EXERCISE – Copy every line in which the string "текст" occurs.

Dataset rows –
——

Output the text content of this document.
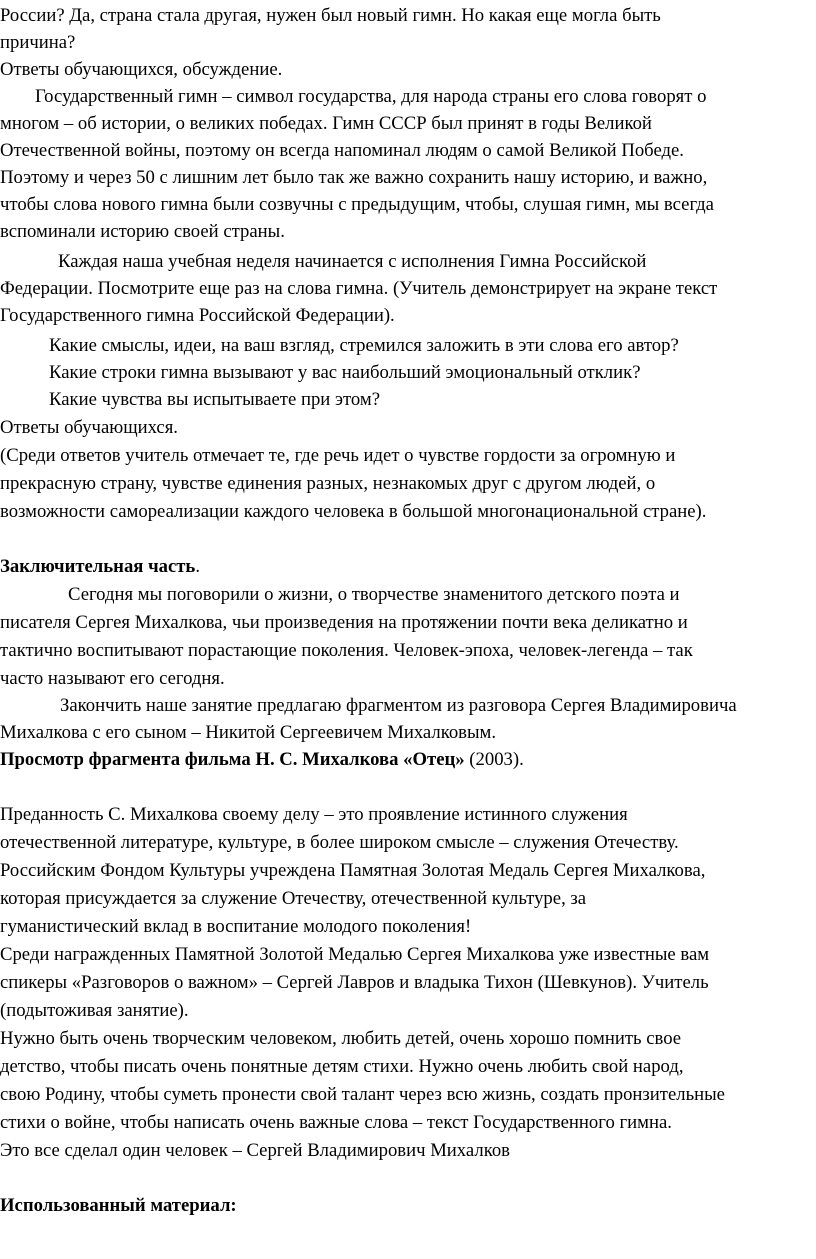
России? Да, страна стала другая, нужен был новый гимн. Но какая еще могла быть
причина?
Ответы обучающихся, обсуждение.
Государственный гимн – символ государства, для народа страны его слова говорят о
многом – об истории, о великих победах. Гимн СССР был принят в годы Великой
Отечественной войны, поэтому он всегда напоминал людям о самой Великой Победе.
Поэтому и через 50 с лишним лет было так же важно сохранить нашу историю, и важно,
чтобы слова нового гимна были созвучны с предыдущим, чтобы, слушая гимн, мы всегда
вспоминали историю своей страны.
Каждая наша учебная неделя начинается с исполнения Гимна Российской
Федерации. Посмотрите еще раз на слова гимна. (Учитель демонстрирует на экране текст
Государственного гимна Российской Федерации).
Какие смыслы, идеи, на ваш взгляд, стремился заложить в эти слова его автор?
Какие строки гимна вызывают у вас наибольший эмоциональный отклик?
Какие чувства вы испытываете при этом?
Ответы обучающихся.
(Среди ответов учитель отмечает те, где речь идет о чувстве гордости за огромную и
прекрасную страну, чувстве единения разных, незнакомых друг с другом людей, о
возможности самореализации каждого человека в большой многонациональной стране).
Заключительная часть.
Сегодня мы поговорили о жизни, о творчестве знаменитого детского поэта и
писателя Сергея Михалкова, чьи произведения на протяжении почти века деликатно и
тактично воспитывают порастающие поколения. Человек-эпоха, человек-легенда – так
часто называют его сегодня.
Закончить наше занятие предлагаю фрагментом из разговора Сергея Владимировича
Михалкова с его сыном – Никитой Сергеевичем Михалковым.
Просмотр фрагмента фильма Н. С. Михалкова «Отец» (2003).
Преданность С. Михалкова своему делу – это проявление истинного служения
отечественной литературе, культуре, в более широком смысле – служения Отечеству.
Российским Фондом Культуры учреждена Памятная Золотая Медаль Сергея Михалкова,
которая присуждается за служение Отечеству, отечественной культуре, за
гуманистический вклад в воспитание молодого поколения!
Среди награжденных Памятной Золотой Медалью Сергея Михалкова уже известные вам
спикеры «Разговоров о важном» – Сергей Лавров и владыка Тихон (Шевкунов). Учитель
(подытоживая занятие).
Нужно быть очень творческим человеком, любить детей, очень хорошо помнить свое
детство, чтобы писать очень понятные детям стихи. Нужно очень любить свой народ,
свою Родину, чтобы суметь пронести свой талант через всю жизнь, создать пронзительные
стихи о войне, чтобы написать очень важные слова – текст Государственного гимна.
Это все сделал один человек – Сергей Владимирович Михалков
Использованный материал:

——

PROBLEM SOLUTION –
Федерации. Посмотрите еще раз на слова гимна. (Учитель демонстрирует на экране текст
стихи о войне, чтобы написать очень важные слова – текст Государственного гимна.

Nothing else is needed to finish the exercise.